= Material for this exercise =
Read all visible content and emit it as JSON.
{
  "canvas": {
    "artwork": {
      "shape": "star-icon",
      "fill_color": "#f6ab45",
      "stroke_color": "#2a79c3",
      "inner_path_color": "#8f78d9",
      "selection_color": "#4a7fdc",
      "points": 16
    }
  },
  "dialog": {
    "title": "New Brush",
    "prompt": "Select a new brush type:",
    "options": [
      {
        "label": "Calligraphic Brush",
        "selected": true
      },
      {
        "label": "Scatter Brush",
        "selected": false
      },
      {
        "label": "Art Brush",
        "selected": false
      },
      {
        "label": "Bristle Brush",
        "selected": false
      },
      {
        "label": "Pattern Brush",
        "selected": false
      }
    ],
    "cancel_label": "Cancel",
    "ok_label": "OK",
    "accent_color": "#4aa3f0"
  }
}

==

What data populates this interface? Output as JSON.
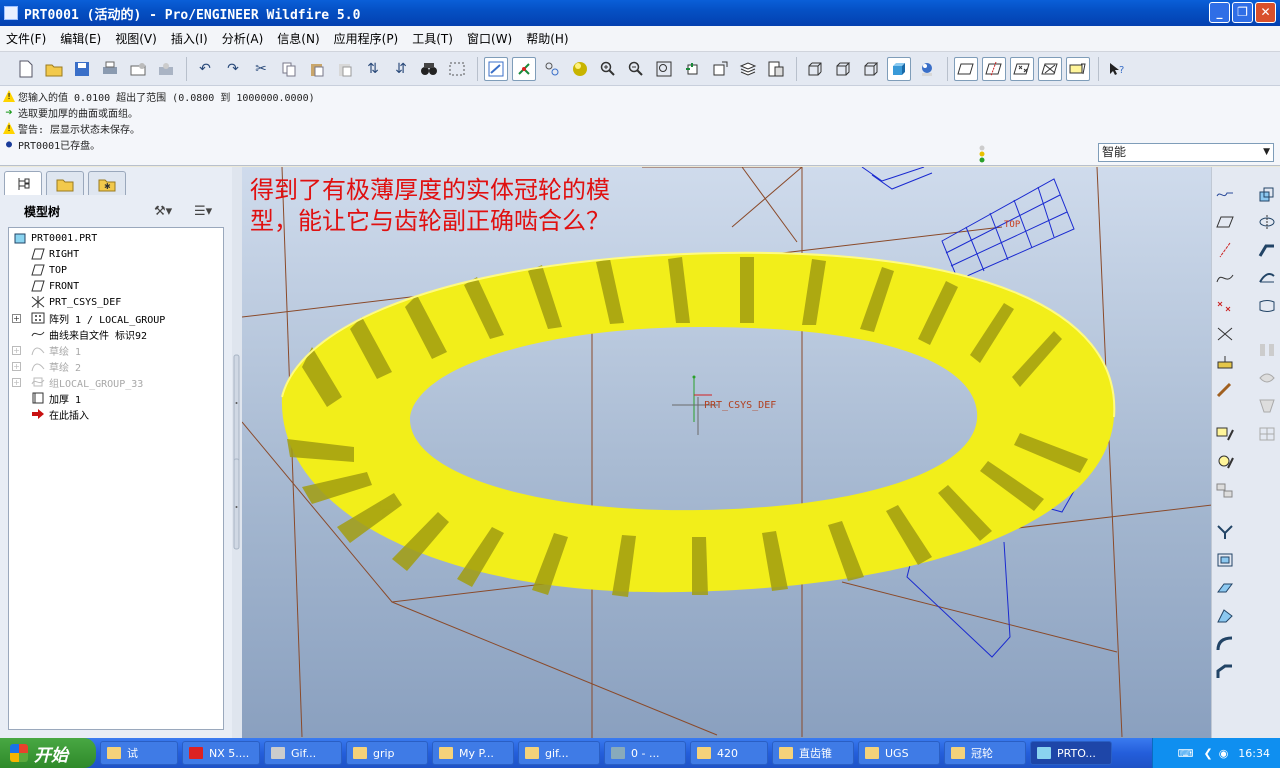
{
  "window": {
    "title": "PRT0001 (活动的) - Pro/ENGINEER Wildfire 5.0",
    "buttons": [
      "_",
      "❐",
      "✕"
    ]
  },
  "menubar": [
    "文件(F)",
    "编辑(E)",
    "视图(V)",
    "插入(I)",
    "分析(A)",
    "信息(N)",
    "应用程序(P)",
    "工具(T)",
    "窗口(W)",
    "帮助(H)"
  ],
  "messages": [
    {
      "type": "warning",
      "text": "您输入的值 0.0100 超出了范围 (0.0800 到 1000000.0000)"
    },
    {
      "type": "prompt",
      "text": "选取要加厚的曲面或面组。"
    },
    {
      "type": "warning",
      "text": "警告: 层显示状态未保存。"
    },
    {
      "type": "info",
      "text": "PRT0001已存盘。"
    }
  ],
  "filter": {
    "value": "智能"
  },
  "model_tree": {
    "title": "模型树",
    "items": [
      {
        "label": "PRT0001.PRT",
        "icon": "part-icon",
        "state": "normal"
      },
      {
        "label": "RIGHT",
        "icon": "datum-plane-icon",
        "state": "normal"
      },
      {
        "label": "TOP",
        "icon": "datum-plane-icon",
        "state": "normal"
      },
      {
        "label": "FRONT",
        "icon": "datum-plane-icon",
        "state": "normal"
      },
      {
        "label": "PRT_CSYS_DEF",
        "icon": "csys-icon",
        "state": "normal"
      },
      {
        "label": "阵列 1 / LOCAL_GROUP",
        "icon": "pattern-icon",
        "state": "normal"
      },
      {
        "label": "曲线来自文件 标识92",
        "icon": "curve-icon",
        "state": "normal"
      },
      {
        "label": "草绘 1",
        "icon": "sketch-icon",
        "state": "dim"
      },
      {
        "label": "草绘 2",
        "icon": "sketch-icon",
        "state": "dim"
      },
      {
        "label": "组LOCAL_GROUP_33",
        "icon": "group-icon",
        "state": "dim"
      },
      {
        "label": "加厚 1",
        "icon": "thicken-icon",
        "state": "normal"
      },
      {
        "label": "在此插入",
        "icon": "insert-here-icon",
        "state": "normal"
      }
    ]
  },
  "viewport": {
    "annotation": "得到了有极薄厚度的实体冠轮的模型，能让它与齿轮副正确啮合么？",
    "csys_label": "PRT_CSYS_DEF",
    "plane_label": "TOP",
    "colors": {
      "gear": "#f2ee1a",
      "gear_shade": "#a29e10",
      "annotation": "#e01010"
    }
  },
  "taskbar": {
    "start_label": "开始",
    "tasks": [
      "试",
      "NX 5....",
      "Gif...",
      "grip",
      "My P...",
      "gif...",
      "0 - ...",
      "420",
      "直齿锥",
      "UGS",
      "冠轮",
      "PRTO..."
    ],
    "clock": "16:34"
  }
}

= Objective =
From the data, collect all lines where the string "title" appears.

= Exercise response =
    "title": "New Brush",
    "title": "PRT0001 (活动的) - Pro/ENGINEER Wildfire 5.0",
    "title": "模型树",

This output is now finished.